• _PROBLEM TO SOLVE_
Keep only the rows below that contain the string "column" and copy them out. Case counts.

• _RECORD EXTRACTS_
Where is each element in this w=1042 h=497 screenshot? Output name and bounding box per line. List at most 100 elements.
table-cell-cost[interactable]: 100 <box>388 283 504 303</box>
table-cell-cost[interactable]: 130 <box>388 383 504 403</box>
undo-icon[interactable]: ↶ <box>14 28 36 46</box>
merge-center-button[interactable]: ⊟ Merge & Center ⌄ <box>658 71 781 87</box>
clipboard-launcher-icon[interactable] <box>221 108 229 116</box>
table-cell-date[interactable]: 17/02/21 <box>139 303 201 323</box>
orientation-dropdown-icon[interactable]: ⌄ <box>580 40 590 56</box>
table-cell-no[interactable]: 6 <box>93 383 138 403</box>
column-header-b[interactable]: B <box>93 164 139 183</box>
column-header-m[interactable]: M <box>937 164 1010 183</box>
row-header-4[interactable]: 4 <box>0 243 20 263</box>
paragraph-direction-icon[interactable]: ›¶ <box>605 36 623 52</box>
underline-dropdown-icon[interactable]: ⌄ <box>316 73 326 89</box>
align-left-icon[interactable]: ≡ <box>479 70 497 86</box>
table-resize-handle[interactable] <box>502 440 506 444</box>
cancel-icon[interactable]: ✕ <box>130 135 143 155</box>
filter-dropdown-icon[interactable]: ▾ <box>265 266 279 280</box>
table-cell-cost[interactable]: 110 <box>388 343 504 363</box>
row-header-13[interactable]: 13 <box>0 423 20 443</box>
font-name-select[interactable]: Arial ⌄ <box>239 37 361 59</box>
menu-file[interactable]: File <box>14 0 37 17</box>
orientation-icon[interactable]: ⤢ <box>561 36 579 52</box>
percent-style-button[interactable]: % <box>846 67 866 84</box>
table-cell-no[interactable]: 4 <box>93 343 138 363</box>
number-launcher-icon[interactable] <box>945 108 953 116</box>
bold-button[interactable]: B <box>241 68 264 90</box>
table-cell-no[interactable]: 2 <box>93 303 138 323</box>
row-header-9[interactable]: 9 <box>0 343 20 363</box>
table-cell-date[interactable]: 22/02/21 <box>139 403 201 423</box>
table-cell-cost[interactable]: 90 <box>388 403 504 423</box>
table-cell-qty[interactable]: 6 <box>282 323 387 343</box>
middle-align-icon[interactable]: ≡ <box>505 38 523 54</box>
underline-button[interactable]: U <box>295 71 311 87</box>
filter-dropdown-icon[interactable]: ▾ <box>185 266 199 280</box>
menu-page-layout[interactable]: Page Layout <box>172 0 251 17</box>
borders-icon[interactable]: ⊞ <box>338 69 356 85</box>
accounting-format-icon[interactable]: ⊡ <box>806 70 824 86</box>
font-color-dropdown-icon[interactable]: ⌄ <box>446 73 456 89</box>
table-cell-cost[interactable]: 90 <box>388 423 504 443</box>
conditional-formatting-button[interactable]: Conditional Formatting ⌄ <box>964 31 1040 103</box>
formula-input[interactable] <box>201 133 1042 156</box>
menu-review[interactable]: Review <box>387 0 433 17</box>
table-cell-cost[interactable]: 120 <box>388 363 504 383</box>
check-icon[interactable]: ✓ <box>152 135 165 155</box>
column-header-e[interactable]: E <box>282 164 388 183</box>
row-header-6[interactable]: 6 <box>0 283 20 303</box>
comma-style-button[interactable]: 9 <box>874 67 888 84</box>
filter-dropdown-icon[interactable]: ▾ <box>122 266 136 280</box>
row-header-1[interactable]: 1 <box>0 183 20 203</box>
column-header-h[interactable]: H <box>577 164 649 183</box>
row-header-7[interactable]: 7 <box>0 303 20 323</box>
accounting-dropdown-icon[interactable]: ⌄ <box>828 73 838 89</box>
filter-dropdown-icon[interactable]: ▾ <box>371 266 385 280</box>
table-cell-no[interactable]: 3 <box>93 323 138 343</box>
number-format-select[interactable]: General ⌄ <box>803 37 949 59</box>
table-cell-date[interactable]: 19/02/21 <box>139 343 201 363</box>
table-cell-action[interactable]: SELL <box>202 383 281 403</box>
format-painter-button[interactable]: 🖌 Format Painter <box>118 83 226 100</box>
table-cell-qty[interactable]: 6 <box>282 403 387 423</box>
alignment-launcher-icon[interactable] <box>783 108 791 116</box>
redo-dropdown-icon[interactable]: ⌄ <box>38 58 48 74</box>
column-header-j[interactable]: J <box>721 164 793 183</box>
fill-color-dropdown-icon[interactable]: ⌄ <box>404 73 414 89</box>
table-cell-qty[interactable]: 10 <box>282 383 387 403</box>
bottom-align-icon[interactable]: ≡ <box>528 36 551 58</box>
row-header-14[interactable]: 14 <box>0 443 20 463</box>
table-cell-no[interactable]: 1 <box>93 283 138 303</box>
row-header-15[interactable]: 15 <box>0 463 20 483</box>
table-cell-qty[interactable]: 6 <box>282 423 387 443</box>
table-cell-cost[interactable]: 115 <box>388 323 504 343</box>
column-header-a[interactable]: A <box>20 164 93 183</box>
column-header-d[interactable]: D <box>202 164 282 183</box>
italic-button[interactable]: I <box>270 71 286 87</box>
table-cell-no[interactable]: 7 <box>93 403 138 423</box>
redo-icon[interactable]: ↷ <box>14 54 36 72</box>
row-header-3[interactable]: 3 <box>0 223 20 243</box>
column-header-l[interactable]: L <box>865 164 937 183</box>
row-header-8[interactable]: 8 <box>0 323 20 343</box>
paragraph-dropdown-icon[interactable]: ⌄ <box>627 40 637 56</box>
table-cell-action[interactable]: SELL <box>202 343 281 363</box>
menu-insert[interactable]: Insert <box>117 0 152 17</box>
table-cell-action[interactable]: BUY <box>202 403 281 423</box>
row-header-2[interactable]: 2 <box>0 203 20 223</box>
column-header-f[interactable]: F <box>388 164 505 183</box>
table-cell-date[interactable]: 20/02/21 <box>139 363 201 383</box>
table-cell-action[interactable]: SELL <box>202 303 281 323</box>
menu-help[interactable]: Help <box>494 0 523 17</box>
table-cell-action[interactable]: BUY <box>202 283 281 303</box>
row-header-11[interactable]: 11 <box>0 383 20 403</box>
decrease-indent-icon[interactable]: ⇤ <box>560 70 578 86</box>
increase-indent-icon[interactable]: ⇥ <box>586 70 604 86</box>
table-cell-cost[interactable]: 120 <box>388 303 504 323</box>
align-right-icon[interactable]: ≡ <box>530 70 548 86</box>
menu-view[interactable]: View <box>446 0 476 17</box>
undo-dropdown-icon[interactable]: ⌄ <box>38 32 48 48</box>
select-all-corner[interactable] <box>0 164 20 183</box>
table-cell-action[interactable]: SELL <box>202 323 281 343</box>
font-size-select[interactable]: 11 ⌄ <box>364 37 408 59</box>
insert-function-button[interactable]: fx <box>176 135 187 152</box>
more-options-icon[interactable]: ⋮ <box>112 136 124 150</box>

• _FINAL ANSWER_
column-header-b[interactable]: B <box>93 164 139 183</box>
column-header-m[interactable]: M <box>937 164 1010 183</box>
column-header-e[interactable]: E <box>282 164 388 183</box>
column-header-h[interactable]: H <box>577 164 649 183</box>
column-header-j[interactable]: J <box>721 164 793 183</box>
column-header-a[interactable]: A <box>20 164 93 183</box>
column-header-d[interactable]: D <box>202 164 282 183</box>
column-header-l[interactable]: L <box>865 164 937 183</box>
column-header-f[interactable]: F <box>388 164 505 183</box>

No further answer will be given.